Let $(AKL)$ cut $(ABC)$ again at $W$. We will prove $NL$ passes through $W$ and similarly $MK$ passes through $W$.
Let $DK$ cut $AB$ at $U$, $DL$ cut $AC$ at $V$.
We have $\angle{UDL}= \angle{EDF} = 180^{\circ} - \angle{EIF} = 180^{\circ} - \angle{BIC} = 90^{\circ} - \frac{1}{2}\angle{BAC} = 90^{\circ} - \angle{UAD}$
Since $L$ lie on the perpendicular bisector of $AD$ so $L$ is the center of $(AUD)$. Similarly $K$ is the center of $(AVD)$.
We have $\angle{DKV} = 90^{\circ} - \angle{DAV} = 90^{\circ} - \angle{DAU} = \angle{ULD}$ $\implies A,K,U,L,V,W$ lie on a circle.
Let $AI$ cut $(AUV)$ again at $H$ so $H$ is the midpoint of arc $UV$ of $(AUV)$.
Let $WH$ cut $UV$ at $P$. We will prove $\overline{D,G,P}.$
Let $DG$ cut $UV$ at $P'$ so $\frac{P'U}{P'V} = \frac{sin(P'DU)}{sin(P'DV)} \cdot \frac{DU}{DV} = \frac{sin(GDE)}{sin(GDF)} \cdot \frac{DU}{DV}=\frac{sin(GFE)}{sin(GEF)} \cdot \frac{DU}{DV} = \frac{GE}{GF} \cdot \frac{DU}{DV} = \frac{BE}{CF} \cdot \frac{DU}{DV} $ (Since $\triangle{GEB} \overset{+}{\sim} \triangle{GFC}$)
Back working on the ratio of $P$,we have $\frac{PU}{PV} = \frac{WU}{WV} = \frac{BU}{CV}$ (Since $\triangle{WUB} \overset{+}{\sim} \triangle{WVC}$)
To get the claim $\overline{D,G,P}$ we will show $P \equiv P'$ or $\frac{PU}{PV}=\frac{P'U}{P'V}$
It is equivalent to $\frac{BU}{CV} = \frac{BE}{CF} \cdot \frac{DU}{DV} \Longleftrightarrow \frac{BU}{BE} \cdot \frac{CF}{CV} = \frac{DU}{DV} \Longleftrightarrow \frac{sin(BEU)}{sin(BUE)} \cdot \frac{sin(CVF)}{sin(CFV)} = \frac{sin(DVU)}{sin(DUV)} \Longleftrightarrow \frac{sin(DEI)}{sin(BUE)} \cdot \frac{sin(CVF)}{sin(DFI)} = \frac{sin(DVU)}{sin(DUV)} \Longleftrightarrow \frac{sin(CVF)}{sin(BUE)} = \frac{sin(DVU)}{sin(DUV)}$
But since $\angle{UDV} = \angle{EDF} = 180^{\circ} - \angle{EIF} = 180^{\circ} - \angle{BIC} = 90^{\circ} - \frac{1}{2}\angle{BAC}$ and $D$ lie on the bisector of $\angle{UAV}$ so $D$ is the $A-$excenter of $\triangle{AUV}$ so $\angle{BUE}=\angle{DUV},\angle{CVF} = \angle{DVU}$ which implies the equation above so that $\overline{D,G,P}.$
Let $S$ be the second intersection of $(WDV)$ with $AD$.

━━━━

Set of tasks ->
1. Answer these questions from the geometry proof:
(a) At which point does $DK$ cut $AB$?
(b) Of which circle is $L$ the center?
(c) What is $H$ with respect to the circle $(AUV)$?
2. Retype the stretch of the geometry proof from "Let $(AKL)$ cut" through "center of $(AVD)$." with no changes.

Dataset content ->
━━━━

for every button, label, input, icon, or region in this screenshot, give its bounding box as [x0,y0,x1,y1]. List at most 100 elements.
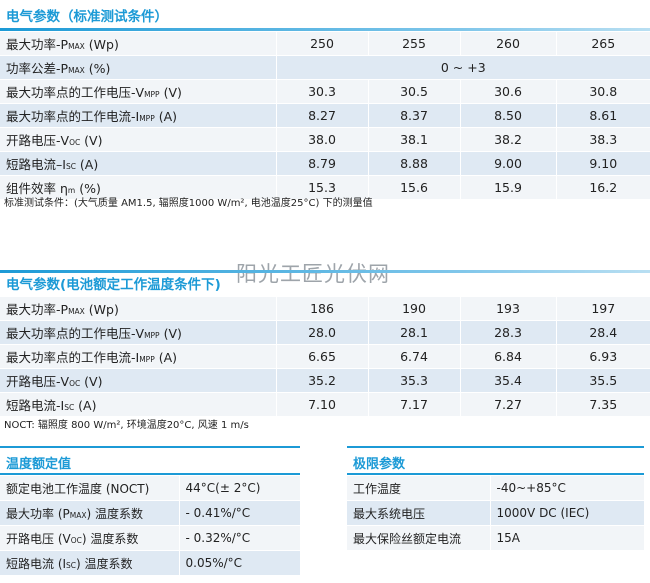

━━━━

Answers to the exercises ->
1.
(a) At $U$.
(b) $(AUD)$.
(c) The midpoint of arc $UV$ of $(AUV)$.

2.
Let $(AKL)$ cut $(ABC)$ again at $W$. We will prove $NL$ passes through $W$ and similarly $MK$ passes through $W$.
Let $DK$ cut $AB$ at $U$, $DL$ cut $AC$ at $V$.
We have $\angle{UDL}= \angle{EDF} = 180^{\circ} - \angle{EIF} = 180^{\circ} - \angle{BIC} = 90^{\circ} - \frac{1}{2}\angle{BAC} = 90^{\circ} - \angle{UAD}$
Since $L$ lie on the perpendicular bisector of $AD$ so $L$ is the center of $(AUD)$. Similarly $K$ is the center of $(AVD)$.